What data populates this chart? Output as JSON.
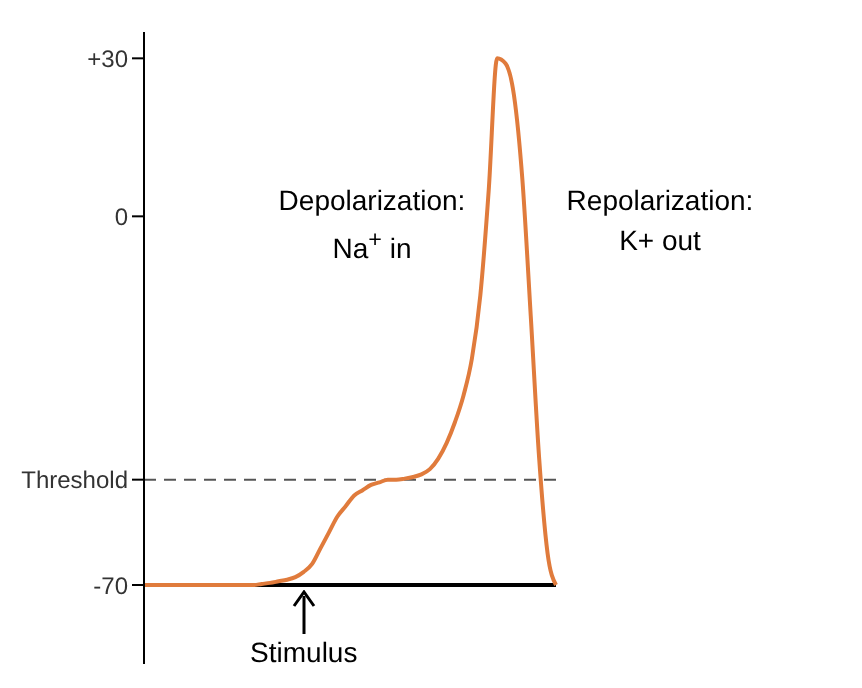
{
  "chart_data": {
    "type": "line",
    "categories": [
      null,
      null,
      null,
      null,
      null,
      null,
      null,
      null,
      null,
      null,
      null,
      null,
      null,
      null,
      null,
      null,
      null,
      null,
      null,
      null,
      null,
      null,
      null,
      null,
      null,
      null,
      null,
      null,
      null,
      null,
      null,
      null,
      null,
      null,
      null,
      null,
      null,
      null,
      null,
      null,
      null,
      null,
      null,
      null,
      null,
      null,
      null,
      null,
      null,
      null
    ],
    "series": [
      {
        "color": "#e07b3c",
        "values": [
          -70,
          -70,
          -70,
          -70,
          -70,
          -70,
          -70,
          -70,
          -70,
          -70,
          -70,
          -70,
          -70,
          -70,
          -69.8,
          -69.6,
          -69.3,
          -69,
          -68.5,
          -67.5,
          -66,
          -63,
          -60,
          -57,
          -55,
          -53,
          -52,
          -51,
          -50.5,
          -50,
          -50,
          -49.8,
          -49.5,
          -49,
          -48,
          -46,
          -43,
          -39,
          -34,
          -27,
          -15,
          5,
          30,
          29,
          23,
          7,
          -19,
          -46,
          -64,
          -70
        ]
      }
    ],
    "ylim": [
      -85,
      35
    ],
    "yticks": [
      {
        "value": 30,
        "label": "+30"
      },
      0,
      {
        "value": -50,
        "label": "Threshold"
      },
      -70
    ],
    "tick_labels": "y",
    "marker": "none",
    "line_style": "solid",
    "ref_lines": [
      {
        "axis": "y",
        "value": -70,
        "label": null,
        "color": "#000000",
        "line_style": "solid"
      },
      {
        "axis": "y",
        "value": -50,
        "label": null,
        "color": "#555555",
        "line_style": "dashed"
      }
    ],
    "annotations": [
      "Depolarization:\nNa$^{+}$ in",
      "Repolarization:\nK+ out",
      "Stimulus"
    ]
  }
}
○ ○ ○
DESCRIPTION OF THE TASK: Return the records exactly. Don't carry the pictures over.

EXPECTED OUTPUT:
What data populates this chart? Output as JSON.
{
  "chart_data": {
    "type": "line",
    "categories": [
      null,
      null,
      null,
      null,
      null,
      null,
      null,
      null,
      null,
      null,
      null,
      null,
      null,
      null,
      null,
      null,
      null,
      null,
      null,
      null,
      null,
      null,
      null,
      null,
      null,
      null,
      null,
      null,
      null,
      null,
      null,
      null,
      null,
      null,
      null,
      null,
      null,
      null,
      null,
      null,
      null,
      null,
      null,
      null,
      null,
      null,
      null,
      null,
      null,
      null
    ],
    "series": [
      {
        "color": "#e07b3c",
        "values": [
          -70,
          -70,
          -70,
          -70,
          -70,
          -70,
          -70,
          -70,
          -70,
          -70,
          -70,
          -70,
          -70,
          -70,
          -69.8,
          -69.6,
          -69.3,
          -69,
          -68.5,
          -67.5,
          -66,
          -63,
          -60,
          -57,
          -55,
          -53,
          -52,
          -51,
          -50.5,
          -50,
          -50,
          -49.8,
          -49.5,
          -49,
          -48,
          -46,
          -43,
          -39,
          -34,
          -27,
          -15,
          5,
          30,
          29,
          23,
          7,
          -19,
          -46,
          -64,
          -70
        ]
      }
    ],
    "ylim": [
      -85,
      35
    ],
    "yticks": [
      {
        "value": 30,
        "label": "+30"
      },
      0,
      {
        "value": -50,
        "label": "Threshold"
      },
      -70
    ],
    "tick_labels": "y",
    "marker": "none",
    "line_style": "solid",
    "ref_lines": [
      {
        "axis": "y",
        "value": -70,
        "label": null,
        "color": "#000000",
        "line_style": "solid"
      },
      {
        "axis": "y",
        "value": -50,
        "label": null,
        "color": "#555555",
        "line_style": "dashed"
      }
    ],
    "annotations": [
      "Depolarization:\nNa$^{+}$ in",
      "Repolarization:\nK+ out",
      "Stimulus"
    ]
  }
}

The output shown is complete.